◆ **WORK TO BE COMPLETED**
The answer is one number: how many lines in the data below hold "title".

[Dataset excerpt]
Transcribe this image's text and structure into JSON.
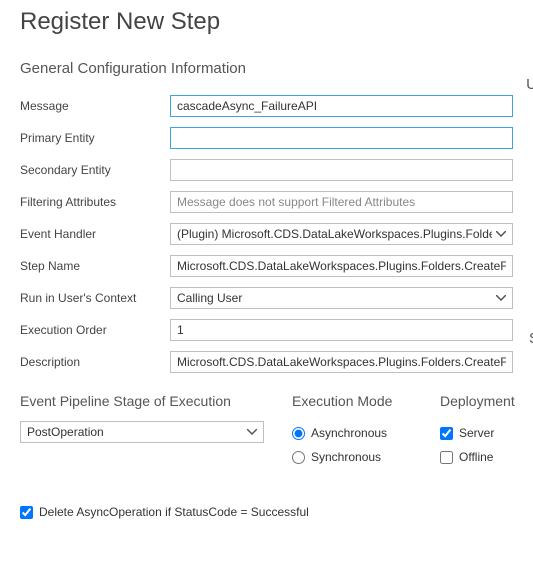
{
  "title": "Register New Step",
  "sections": {
    "general": "General Configuration Information",
    "pipeline": "Event Pipeline Stage of Execution",
    "mode": "Execution Mode",
    "deploy": "Deployment",
    "right_cut_1": "U",
    "right_cut_2": "S"
  },
  "labels": {
    "message": "Message",
    "primaryEntity": "Primary Entity",
    "secondaryEntity": "Secondary Entity",
    "filteringAttributes": "Filtering Attributes",
    "eventHandler": "Event Handler",
    "stepName": "Step Name",
    "runContext": "Run in User's Context",
    "execOrder": "Execution Order",
    "description": "Description"
  },
  "values": {
    "message": "cascadeAsync_FailureAPI",
    "primaryEntity": "",
    "secondaryEntity": "",
    "filteringAttributes": "",
    "filteringPlaceholder": "Message does not support Filtered Attributes",
    "eventHandler": "(Plugin) Microsoft.CDS.DataLakeWorkspaces.Plugins.Folders.C",
    "stepName": "Microsoft.CDS.DataLakeWorkspaces.Plugins.Folders.CreateFolderA",
    "runContext": "Calling User",
    "execOrder": "1",
    "description": "Microsoft.CDS.DataLakeWorkspaces.Plugins.Folders.CreateFolderA",
    "pipelineStage": "PostOperation"
  },
  "mode": {
    "async": "Asynchronous",
    "sync": "Synchronous",
    "selected": "async"
  },
  "deploy": {
    "server": "Server",
    "offline": "Offline",
    "serverChecked": true,
    "offlineChecked": false
  },
  "footer": {
    "deleteAsync": "Delete AsyncOperation if StatusCode = Successful",
    "checked": true
  }
}
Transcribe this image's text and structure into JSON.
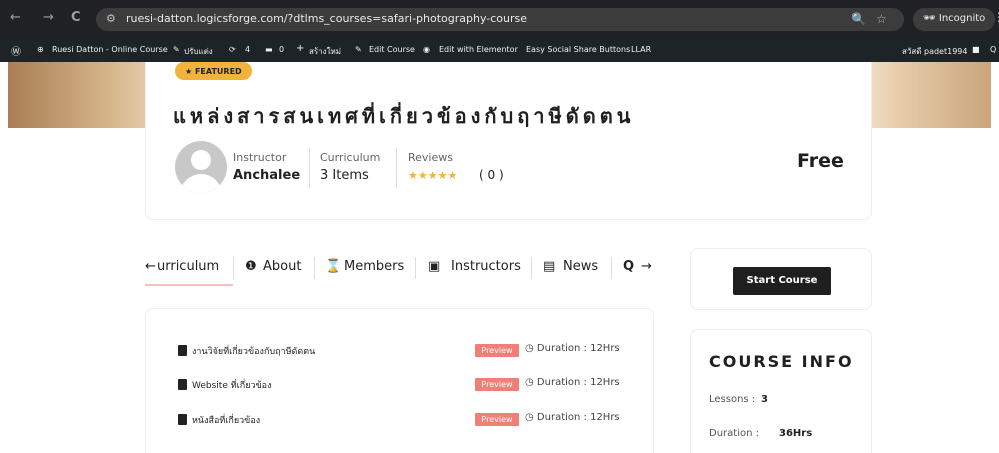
{
  "browser": {
    "back": "←",
    "forward": "→",
    "reload": "C",
    "site_settings_icon": "⚙",
    "url": "ruesi-datton.logicsforge.com/?dtlms_courses=safari-photography-course",
    "search_glyph": "🔍",
    "star_glyph": "☆",
    "incognito_label": "Incognito",
    "incognito_glyph": "🕶",
    "menu_glyph": "⋮"
  },
  "wp_admin_bar": {
    "wp_logo": "Ⓦ",
    "site_glyph": "⊕",
    "site_name": "Ruesi Datton - Online Course",
    "customize_glyph": "✎",
    "customize": "ปรับแต่ง",
    "updates_glyph": "⟳",
    "updates_count": "4",
    "comments_glyph": "▬",
    "comments_count": "0",
    "new_glyph": "+",
    "new_label": "สร้างใหม่",
    "edit_glyph": "✎",
    "edit_course": "Edit Course",
    "elementor_glyph": "◉",
    "edit_elementor": "Edit with Elementor",
    "social_buttons": "Easy Social Share Buttons",
    "llar": "LLAR",
    "greeting": "สวัสดี padet1994",
    "user_glyph": "■",
    "search_glyph": "Q"
  },
  "course": {
    "featured_badge": "★ FEATURED",
    "title": "แหล่งสารสนเทศที่เกี่ยวข้องกับฤาษีดัดตน",
    "instructor_label": "Instructor",
    "instructor_name": "Anchalee",
    "curriculum_label": "Curriculum",
    "curriculum_value": "3 Items",
    "reviews_label": "Reviews",
    "rating_stars": "★★★★★",
    "rating": 4.5,
    "reviews_count": "( 0 )",
    "price": "Free"
  },
  "tabs": {
    "prev_arrow": "←",
    "curriculum": "urriculum",
    "about_icon": "❶",
    "about": "About",
    "members_icon": "⌛",
    "members": "Members",
    "instructors_icon": "▣",
    "instructors": "Instructors",
    "news_icon": "▤",
    "news": "News",
    "search_icon": "Q",
    "next_arrow": "→"
  },
  "start_button": "Start Course",
  "lessons": [
    {
      "title": "งานวิจัยที่เกี่ยวข้องกับฤาษีดัดตน",
      "badge": "Preview",
      "duration": "Duration : 12Hrs"
    },
    {
      "title": "Website ที่เกี่ยวข้อง",
      "badge": "Preview",
      "duration": "Duration : 12Hrs"
    },
    {
      "title": "หนังสือที่เกี่ยวข้อง",
      "badge": "Preview",
      "duration": "Duration : 12Hrs"
    }
  ],
  "clock_glyph": "◷",
  "course_info": {
    "title": "COURSE INFO",
    "lessons_label": "Lessons :",
    "lessons_value": "3",
    "duration_label": "Duration :",
    "duration_value": "36Hrs"
  }
}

◆ **TASK SOLUTION**
6